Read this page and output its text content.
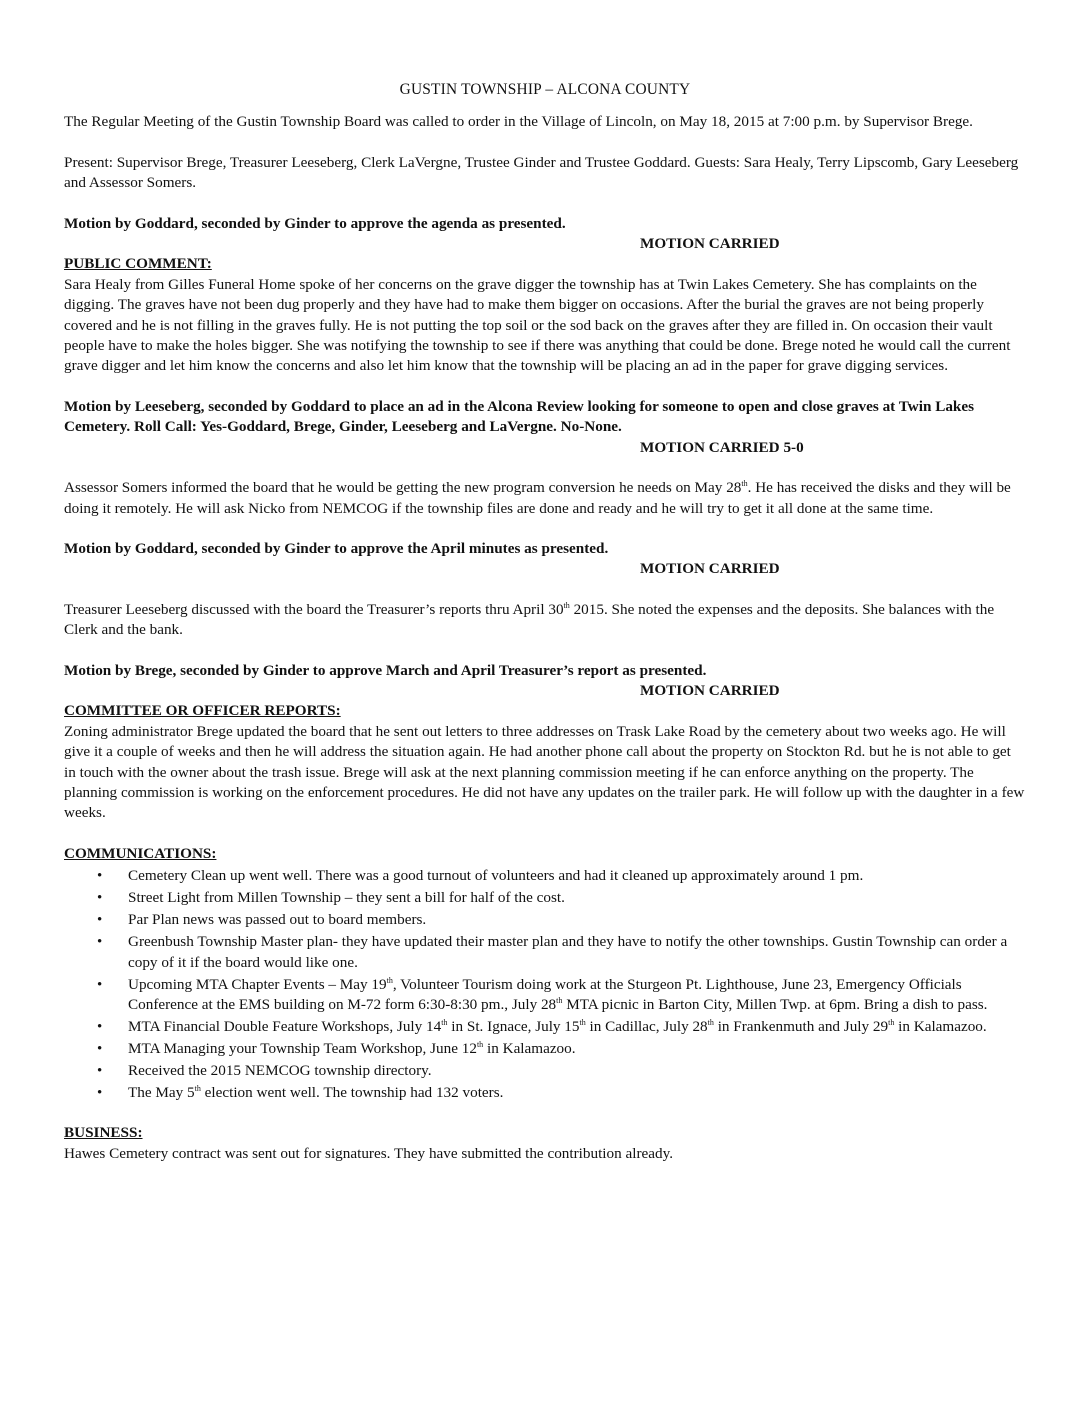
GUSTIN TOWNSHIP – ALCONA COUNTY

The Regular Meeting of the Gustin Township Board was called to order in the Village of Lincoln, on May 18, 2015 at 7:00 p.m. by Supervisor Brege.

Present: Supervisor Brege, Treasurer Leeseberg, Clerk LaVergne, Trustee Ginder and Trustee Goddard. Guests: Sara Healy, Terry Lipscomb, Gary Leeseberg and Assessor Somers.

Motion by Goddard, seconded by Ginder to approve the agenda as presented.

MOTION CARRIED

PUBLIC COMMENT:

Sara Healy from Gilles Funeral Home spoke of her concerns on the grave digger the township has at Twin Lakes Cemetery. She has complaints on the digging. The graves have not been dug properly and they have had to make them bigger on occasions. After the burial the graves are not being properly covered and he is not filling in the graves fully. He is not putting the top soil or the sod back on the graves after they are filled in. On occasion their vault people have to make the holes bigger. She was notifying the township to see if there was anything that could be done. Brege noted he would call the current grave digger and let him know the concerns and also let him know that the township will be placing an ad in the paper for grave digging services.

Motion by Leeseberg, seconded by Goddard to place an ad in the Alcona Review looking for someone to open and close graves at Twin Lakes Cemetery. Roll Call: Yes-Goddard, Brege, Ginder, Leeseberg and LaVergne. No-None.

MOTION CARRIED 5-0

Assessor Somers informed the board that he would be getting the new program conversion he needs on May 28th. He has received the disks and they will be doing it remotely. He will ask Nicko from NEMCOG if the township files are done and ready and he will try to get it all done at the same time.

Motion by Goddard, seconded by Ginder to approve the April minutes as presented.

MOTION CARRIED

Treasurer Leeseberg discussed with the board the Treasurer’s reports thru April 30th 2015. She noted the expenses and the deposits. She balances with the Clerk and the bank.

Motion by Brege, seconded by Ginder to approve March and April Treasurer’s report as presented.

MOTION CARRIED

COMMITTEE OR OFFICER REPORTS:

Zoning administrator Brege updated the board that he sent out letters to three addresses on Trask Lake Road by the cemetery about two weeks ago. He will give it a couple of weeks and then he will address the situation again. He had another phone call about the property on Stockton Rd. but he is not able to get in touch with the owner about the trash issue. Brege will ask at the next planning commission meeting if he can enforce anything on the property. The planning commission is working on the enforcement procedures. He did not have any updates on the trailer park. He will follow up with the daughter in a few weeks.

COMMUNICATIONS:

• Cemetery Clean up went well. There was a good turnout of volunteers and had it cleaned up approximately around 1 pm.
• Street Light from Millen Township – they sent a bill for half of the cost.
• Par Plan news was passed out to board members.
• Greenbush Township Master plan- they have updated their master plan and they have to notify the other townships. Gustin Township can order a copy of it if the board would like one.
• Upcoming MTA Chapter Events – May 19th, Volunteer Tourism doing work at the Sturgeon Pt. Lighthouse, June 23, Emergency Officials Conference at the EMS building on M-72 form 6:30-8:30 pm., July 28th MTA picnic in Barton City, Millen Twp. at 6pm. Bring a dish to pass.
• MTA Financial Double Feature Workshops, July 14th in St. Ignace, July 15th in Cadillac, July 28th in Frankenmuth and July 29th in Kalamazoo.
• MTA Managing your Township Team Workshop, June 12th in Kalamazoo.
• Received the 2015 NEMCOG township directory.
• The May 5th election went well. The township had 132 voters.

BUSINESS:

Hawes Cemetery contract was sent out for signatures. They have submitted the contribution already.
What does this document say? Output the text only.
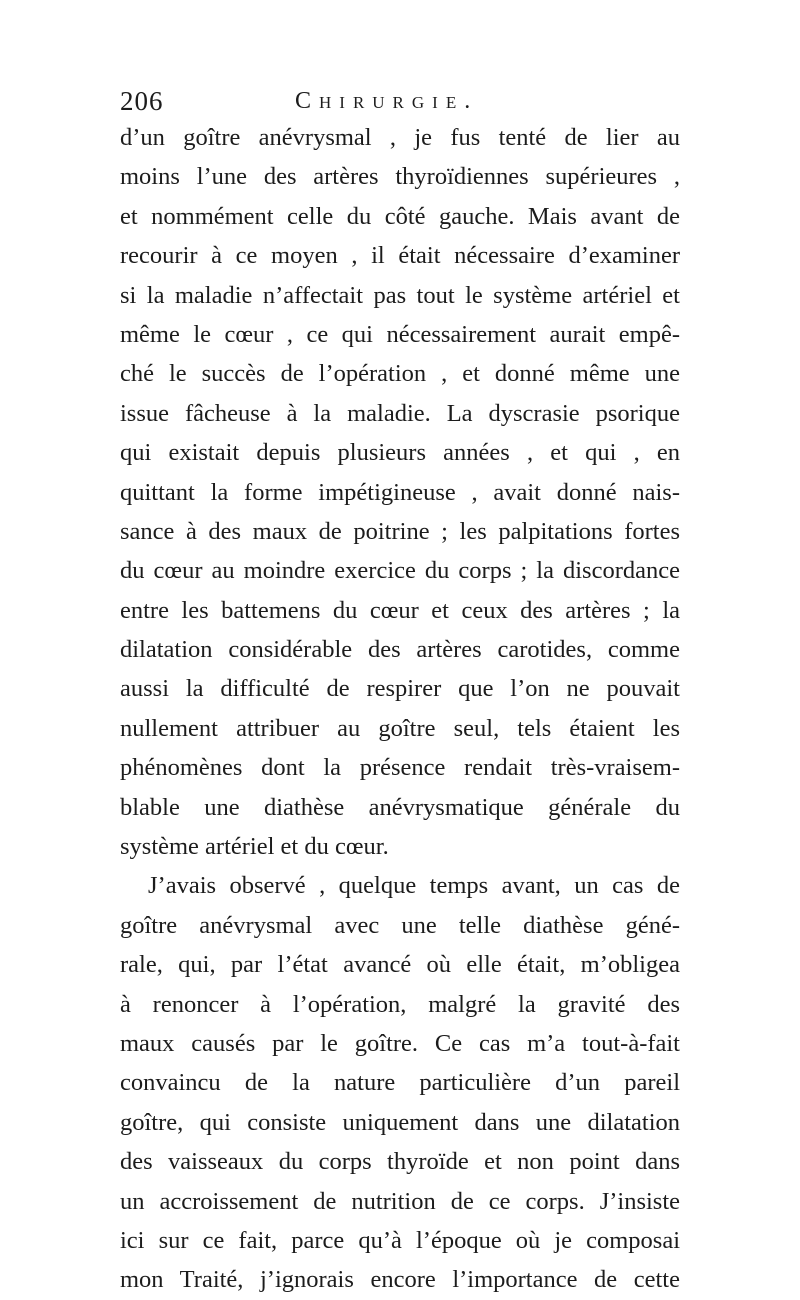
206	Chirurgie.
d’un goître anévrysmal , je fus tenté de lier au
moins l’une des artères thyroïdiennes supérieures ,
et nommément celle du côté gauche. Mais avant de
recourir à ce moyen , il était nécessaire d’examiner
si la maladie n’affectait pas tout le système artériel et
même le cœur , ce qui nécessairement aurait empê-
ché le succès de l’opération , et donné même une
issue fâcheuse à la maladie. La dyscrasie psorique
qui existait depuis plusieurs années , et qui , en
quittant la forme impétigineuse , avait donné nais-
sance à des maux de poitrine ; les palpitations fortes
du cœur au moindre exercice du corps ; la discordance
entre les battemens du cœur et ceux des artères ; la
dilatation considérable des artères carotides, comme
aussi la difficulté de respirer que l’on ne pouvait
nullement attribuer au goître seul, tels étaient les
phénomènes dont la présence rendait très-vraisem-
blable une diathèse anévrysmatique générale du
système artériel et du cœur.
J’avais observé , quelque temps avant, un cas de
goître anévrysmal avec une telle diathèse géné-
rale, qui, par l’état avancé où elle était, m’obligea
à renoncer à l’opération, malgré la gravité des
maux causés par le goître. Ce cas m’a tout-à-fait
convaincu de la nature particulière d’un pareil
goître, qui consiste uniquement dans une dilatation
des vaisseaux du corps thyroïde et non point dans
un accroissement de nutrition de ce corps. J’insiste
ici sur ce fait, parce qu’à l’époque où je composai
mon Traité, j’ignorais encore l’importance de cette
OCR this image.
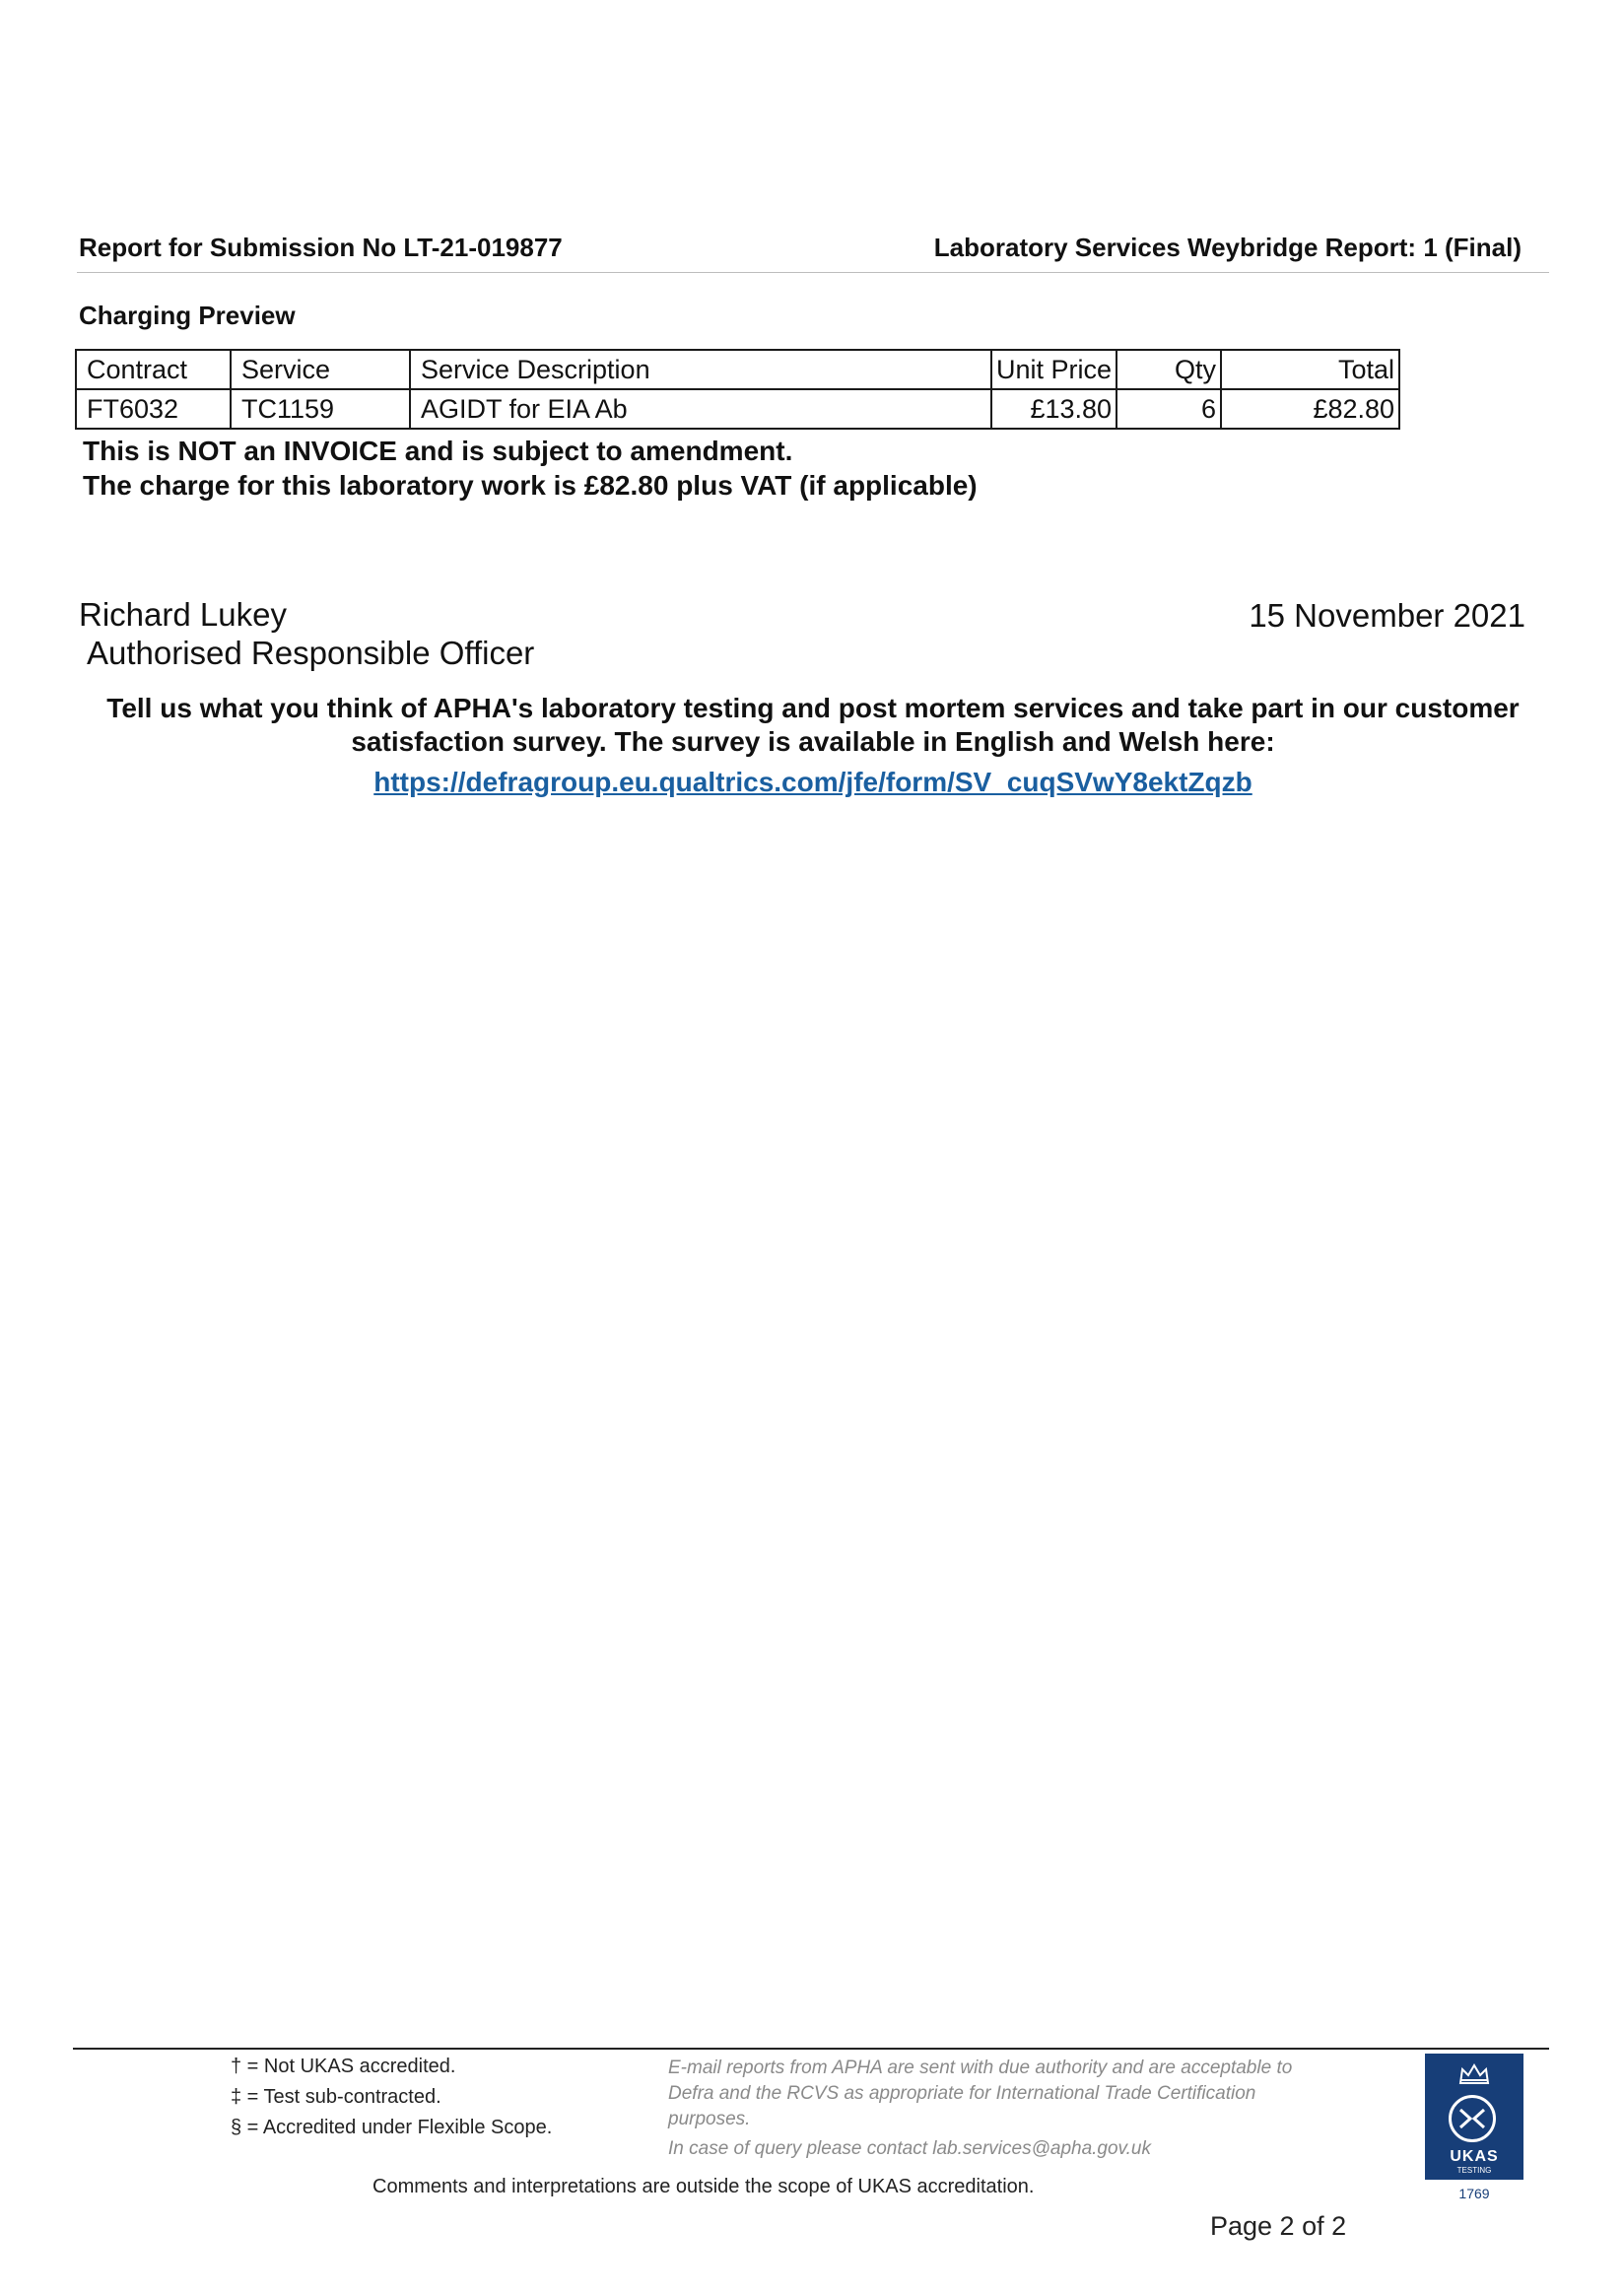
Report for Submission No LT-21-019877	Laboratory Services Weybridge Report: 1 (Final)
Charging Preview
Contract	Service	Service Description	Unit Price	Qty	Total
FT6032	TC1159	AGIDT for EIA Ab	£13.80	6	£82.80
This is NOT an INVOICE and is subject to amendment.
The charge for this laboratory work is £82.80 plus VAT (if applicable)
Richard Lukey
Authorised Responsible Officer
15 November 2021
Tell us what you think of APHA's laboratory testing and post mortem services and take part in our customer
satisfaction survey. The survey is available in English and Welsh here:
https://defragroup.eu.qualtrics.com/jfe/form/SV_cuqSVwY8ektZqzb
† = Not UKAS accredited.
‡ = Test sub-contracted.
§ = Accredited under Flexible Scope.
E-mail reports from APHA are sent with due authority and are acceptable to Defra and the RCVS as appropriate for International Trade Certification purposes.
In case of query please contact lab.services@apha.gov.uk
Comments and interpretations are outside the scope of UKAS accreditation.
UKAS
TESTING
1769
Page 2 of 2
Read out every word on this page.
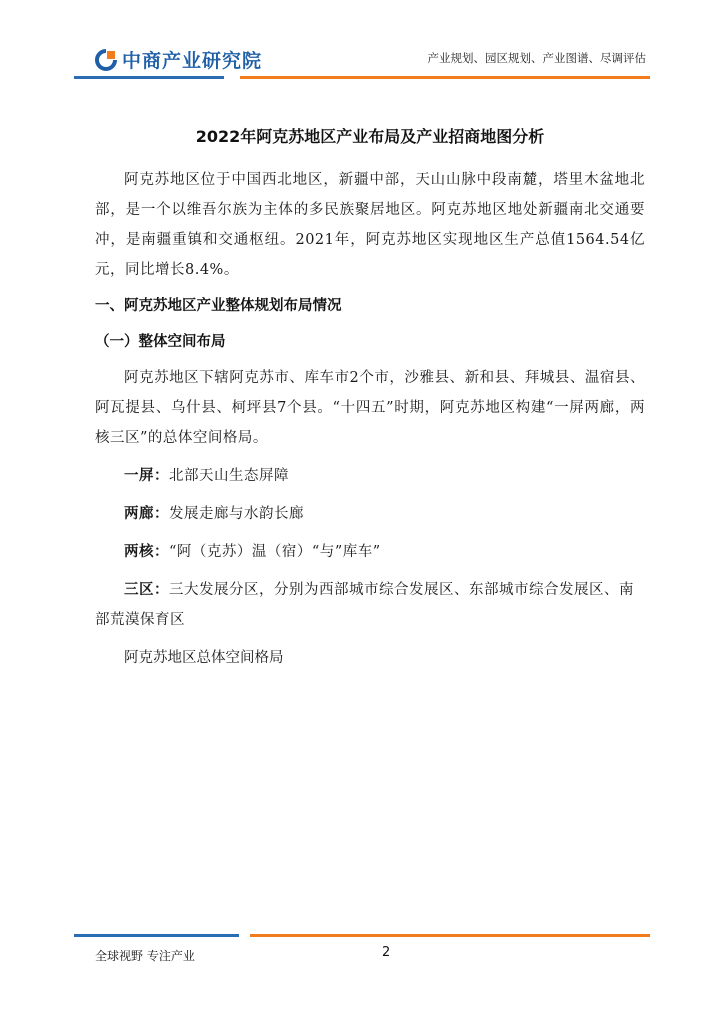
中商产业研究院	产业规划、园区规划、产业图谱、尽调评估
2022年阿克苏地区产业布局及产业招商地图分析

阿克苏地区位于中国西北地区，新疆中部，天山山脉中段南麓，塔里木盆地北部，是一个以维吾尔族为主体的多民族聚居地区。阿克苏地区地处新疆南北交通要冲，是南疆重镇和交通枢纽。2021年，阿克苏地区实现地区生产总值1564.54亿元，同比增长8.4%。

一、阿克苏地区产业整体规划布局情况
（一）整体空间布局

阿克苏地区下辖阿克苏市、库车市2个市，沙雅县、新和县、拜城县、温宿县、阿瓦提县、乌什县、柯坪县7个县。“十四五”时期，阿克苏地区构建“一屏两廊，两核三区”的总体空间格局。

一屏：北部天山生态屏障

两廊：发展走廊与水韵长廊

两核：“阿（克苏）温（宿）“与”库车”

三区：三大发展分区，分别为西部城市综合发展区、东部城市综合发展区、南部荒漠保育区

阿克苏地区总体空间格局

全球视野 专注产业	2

----

- [TASK DIRECTIONS] Locate "Read out every word on this page." in the listing above, then print exactly the lines from that line through the final one, omitting all pictures.

- [EXERCISE ANSWER]
Read out every word on this page.
中商产业研究院	产业规划、园区规划、产业图谱、尽调评估
2022年阿克苏地区产业布局及产业招商地图分析

阿克苏地区位于中国西北地区，新疆中部，天山山脉中段南麓，塔里木盆地北部，是一个以维吾尔族为主体的多民族聚居地区。阿克苏地区地处新疆南北交通要冲，是南疆重镇和交通枢纽。2021年，阿克苏地区实现地区生产总值1564.54亿元，同比增长8.4%。

一、阿克苏地区产业整体规划布局情况
（一）整体空间布局

阿克苏地区下辖阿克苏市、库车市2个市，沙雅县、新和县、拜城县、温宿县、阿瓦提县、乌什县、柯坪县7个县。“十四五”时期，阿克苏地区构建“一屏两廊，两核三区”的总体空间格局。

一屏：北部天山生态屏障

两廊：发展走廊与水韵长廊

两核：“阿（克苏）温（宿）“与”库车”

三区：三大发展分区，分别为西部城市综合发展区、东部城市综合发展区、南部荒漠保育区

阿克苏地区总体空间格局

全球视野 专注产业	2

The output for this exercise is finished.